◆ DO THIS: Repeat every entry word for word, but leave the images out of your copy.

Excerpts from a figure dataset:
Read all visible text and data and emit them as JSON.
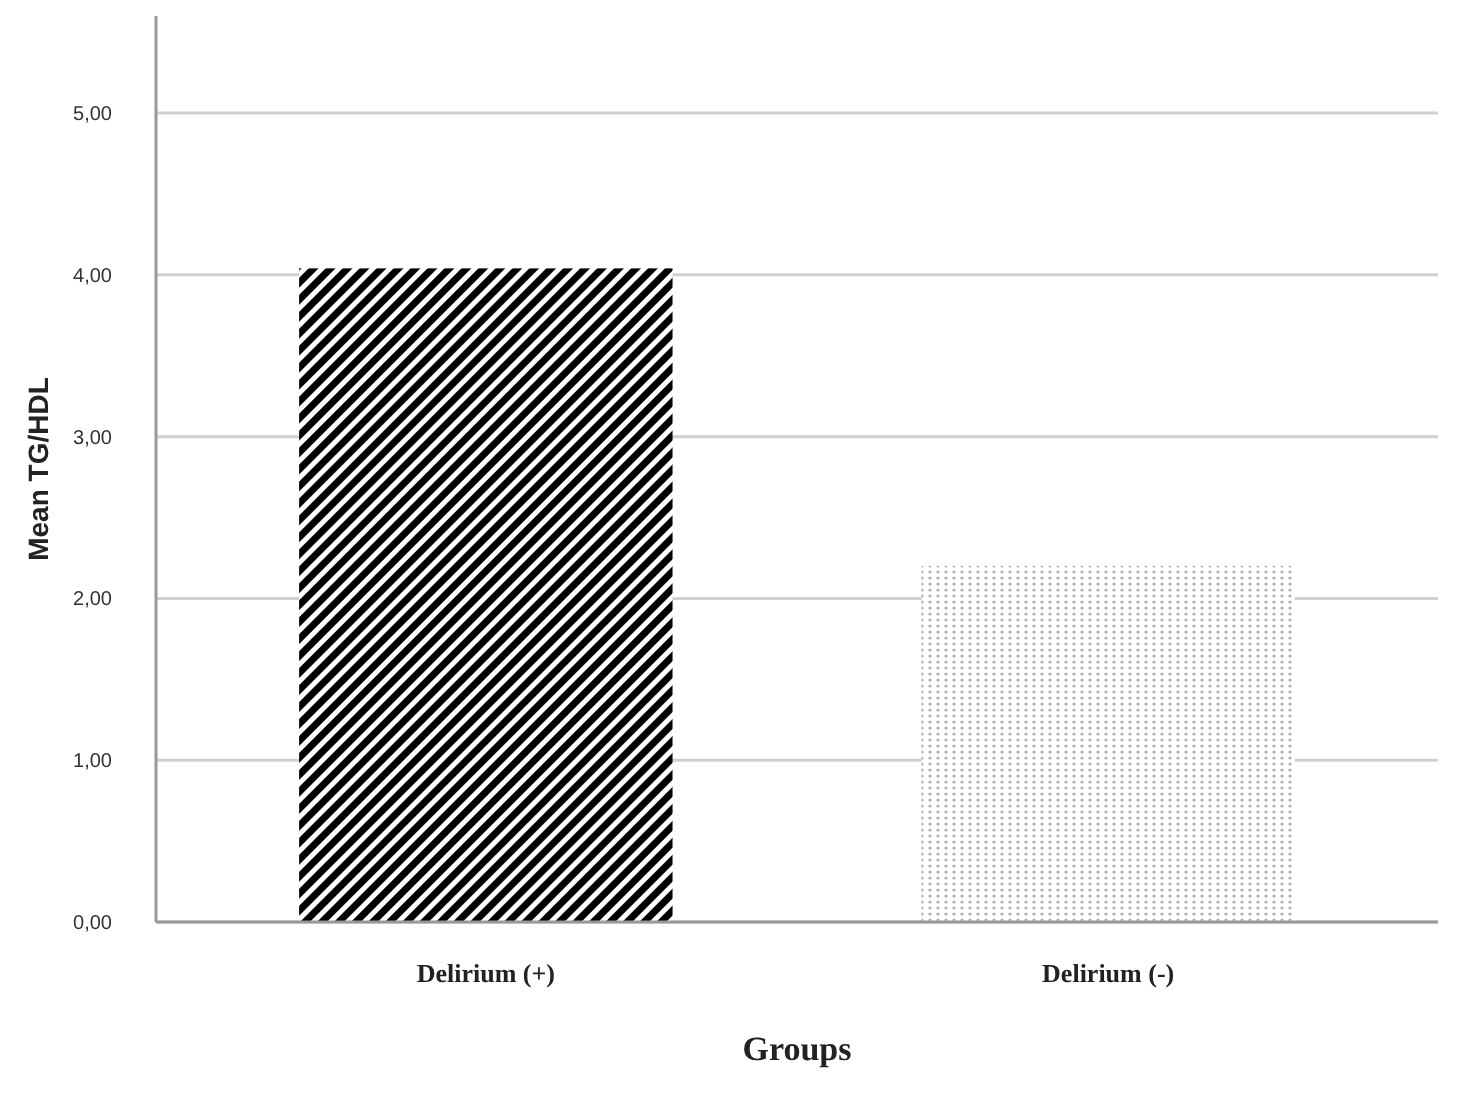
{
  "chart_data": {
    "type": "bar",
    "xlabel": "Groups",
    "ylabel": "Mean TG/HDL",
    "categories": [
      "Delirium (+)",
      "Delirium (-)"
    ],
    "values": [
      4.04,
      2.2
    ],
    "colors": [
      "#000000",
      "#b0b0b0"
    ],
    "ylim": [
      0,
      5.6
    ],
    "yticks": [
      {
        "value": 0,
        "label": "0,00"
      },
      {
        "value": 1,
        "label": "1,00"
      },
      {
        "value": 2,
        "label": "2,00"
      },
      {
        "value": 3,
        "label": "3,00"
      },
      {
        "value": 4,
        "label": "4,00"
      },
      {
        "value": 5,
        "label": "5,00"
      }
    ],
    "grid": "y"
  }
}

◆ RESPONSE TO THIS EXERCISE:
Read all visible text and data and emit them as JSON.
{
  "chart_data": {
    "type": "bar",
    "xlabel": "Groups",
    "ylabel": "Mean TG/HDL",
    "categories": [
      "Delirium (+)",
      "Delirium (-)"
    ],
    "values": [
      4.04,
      2.2
    ],
    "colors": [
      "#000000",
      "#b0b0b0"
    ],
    "ylim": [
      0,
      5.6
    ],
    "yticks": [
      {
        "value": 0,
        "label": "0,00"
      },
      {
        "value": 1,
        "label": "1,00"
      },
      {
        "value": 2,
        "label": "2,00"
      },
      {
        "value": 3,
        "label": "3,00"
      },
      {
        "value": 4,
        "label": "4,00"
      },
      {
        "value": 5,
        "label": "5,00"
      }
    ],
    "grid": "y"
  }
}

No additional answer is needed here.